━━━━━ Information shown ━━━━━
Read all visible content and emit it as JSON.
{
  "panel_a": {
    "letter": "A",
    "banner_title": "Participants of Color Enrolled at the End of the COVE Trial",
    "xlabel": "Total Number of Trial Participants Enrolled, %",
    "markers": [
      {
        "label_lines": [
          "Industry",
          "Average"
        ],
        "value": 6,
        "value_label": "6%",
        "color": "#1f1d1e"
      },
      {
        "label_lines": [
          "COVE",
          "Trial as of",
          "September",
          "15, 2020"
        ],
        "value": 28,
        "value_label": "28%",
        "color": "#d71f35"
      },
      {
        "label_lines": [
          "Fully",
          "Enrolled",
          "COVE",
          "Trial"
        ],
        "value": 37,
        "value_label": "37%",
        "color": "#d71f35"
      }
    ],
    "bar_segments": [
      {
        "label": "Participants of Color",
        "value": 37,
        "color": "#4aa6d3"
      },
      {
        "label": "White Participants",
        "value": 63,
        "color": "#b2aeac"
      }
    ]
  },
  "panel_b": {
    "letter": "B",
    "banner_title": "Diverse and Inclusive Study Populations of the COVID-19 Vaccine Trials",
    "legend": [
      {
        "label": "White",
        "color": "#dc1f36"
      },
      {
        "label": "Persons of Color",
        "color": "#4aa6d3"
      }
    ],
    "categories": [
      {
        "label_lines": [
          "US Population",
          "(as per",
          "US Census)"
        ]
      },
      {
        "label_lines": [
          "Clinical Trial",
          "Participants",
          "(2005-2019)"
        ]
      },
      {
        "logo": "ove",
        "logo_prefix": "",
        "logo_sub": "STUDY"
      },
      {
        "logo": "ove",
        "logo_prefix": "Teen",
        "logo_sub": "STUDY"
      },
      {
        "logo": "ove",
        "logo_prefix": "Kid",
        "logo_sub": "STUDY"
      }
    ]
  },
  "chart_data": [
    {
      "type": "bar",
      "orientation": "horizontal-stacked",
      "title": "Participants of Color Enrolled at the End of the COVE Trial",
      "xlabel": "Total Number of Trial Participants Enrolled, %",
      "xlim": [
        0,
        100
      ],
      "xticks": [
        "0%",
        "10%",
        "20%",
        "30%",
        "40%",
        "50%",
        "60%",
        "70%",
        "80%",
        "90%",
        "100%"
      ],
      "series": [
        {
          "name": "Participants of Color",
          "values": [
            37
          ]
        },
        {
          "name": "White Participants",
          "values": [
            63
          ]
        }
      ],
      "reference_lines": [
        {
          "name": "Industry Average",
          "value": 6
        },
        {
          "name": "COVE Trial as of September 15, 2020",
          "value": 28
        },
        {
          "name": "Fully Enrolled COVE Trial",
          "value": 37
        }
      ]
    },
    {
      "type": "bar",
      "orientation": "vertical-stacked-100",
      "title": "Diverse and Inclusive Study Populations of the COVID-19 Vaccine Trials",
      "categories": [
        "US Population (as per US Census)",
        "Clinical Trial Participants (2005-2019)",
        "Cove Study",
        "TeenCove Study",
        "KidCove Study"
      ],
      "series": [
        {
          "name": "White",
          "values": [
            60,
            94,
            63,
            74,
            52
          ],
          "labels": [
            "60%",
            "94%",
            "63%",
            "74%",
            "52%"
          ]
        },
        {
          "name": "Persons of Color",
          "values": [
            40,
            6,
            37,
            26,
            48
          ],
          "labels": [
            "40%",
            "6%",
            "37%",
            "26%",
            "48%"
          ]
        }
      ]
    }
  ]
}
━━━━━
Do this >>
Output all of the data above without any alteration.

Problem solution >>
Read all visible content and emit it as JSON.
{
  "panel_a": {
    "letter": "A",
    "banner_title": "Participants of Color Enrolled at the End of the COVE Trial",
    "xlabel": "Total Number of Trial Participants Enrolled, %",
    "markers": [
      {
        "label_lines": [
          "Industry",
          "Average"
        ],
        "value": 6,
        "value_label": "6%",
        "color": "#1f1d1e"
      },
      {
        "label_lines": [
          "COVE",
          "Trial as of",
          "September",
          "15, 2020"
        ],
        "value": 28,
        "value_label": "28%",
        "color": "#d71f35"
      },
      {
        "label_lines": [
          "Fully",
          "Enrolled",
          "COVE",
          "Trial"
        ],
        "value": 37,
        "value_label": "37%",
        "color": "#d71f35"
      }
    ],
    "bar_segments": [
      {
        "label": "Participants of Color",
        "value": 37,
        "color": "#4aa6d3"
      },
      {
        "label": "White Participants",
        "value": 63,
        "color": "#b2aeac"
      }
    ]
  },
  "panel_b": {
    "letter": "B",
    "banner_title": "Diverse and Inclusive Study Populations of the COVID-19 Vaccine Trials",
    "legend": [
      {
        "label": "White",
        "color": "#dc1f36"
      },
      {
        "label": "Persons of Color",
        "color": "#4aa6d3"
      }
    ],
    "categories": [
      {
        "label_lines": [
          "US Population",
          "(as per",
          "US Census)"
        ]
      },
      {
        "label_lines": [
          "Clinical Trial",
          "Participants",
          "(2005-2019)"
        ]
      },
      {
        "logo": "ove",
        "logo_prefix": "",
        "logo_sub": "STUDY"
      },
      {
        "logo": "ove",
        "logo_prefix": "Teen",
        "logo_sub": "STUDY"
      },
      {
        "logo": "ove",
        "logo_prefix": "Kid",
        "logo_sub": "STUDY"
      }
    ]
  },
  "chart_data": [
    {
      "type": "bar",
      "orientation": "horizontal-stacked",
      "title": "Participants of Color Enrolled at the End of the COVE Trial",
      "xlabel": "Total Number of Trial Participants Enrolled, %",
      "xlim": [
        0,
        100
      ],
      "xticks": [
        "0%",
        "10%",
        "20%",
        "30%",
        "40%",
        "50%",
        "60%",
        "70%",
        "80%",
        "90%",
        "100%"
      ],
      "series": [
        {
          "name": "Participants of Color",
          "values": [
            37
          ]
        },
        {
          "name": "White Participants",
          "values": [
            63
          ]
        }
      ],
      "reference_lines": [
        {
          "name": "Industry Average",
          "value": 6
        },
        {
          "name": "COVE Trial as of September 15, 2020",
          "value": 28
        },
        {
          "name": "Fully Enrolled COVE Trial",
          "value": 37
        }
      ]
    },
    {
      "type": "bar",
      "orientation": "vertical-stacked-100",
      "title": "Diverse and Inclusive Study Populations of the COVID-19 Vaccine Trials",
      "categories": [
        "US Population (as per US Census)",
        "Clinical Trial Participants (2005-2019)",
        "Cove Study",
        "TeenCove Study",
        "KidCove Study"
      ],
      "series": [
        {
          "name": "White",
          "values": [
            60,
            94,
            63,
            74,
            52
          ],
          "labels": [
            "60%",
            "94%",
            "63%",
            "74%",
            "52%"
          ]
        },
        {
          "name": "Persons of Color",
          "values": [
            40,
            6,
            37,
            26,
            48
          ],
          "labels": [
            "40%",
            "6%",
            "37%",
            "26%",
            "48%"
          ]
        }
      ]
    }
  ]
}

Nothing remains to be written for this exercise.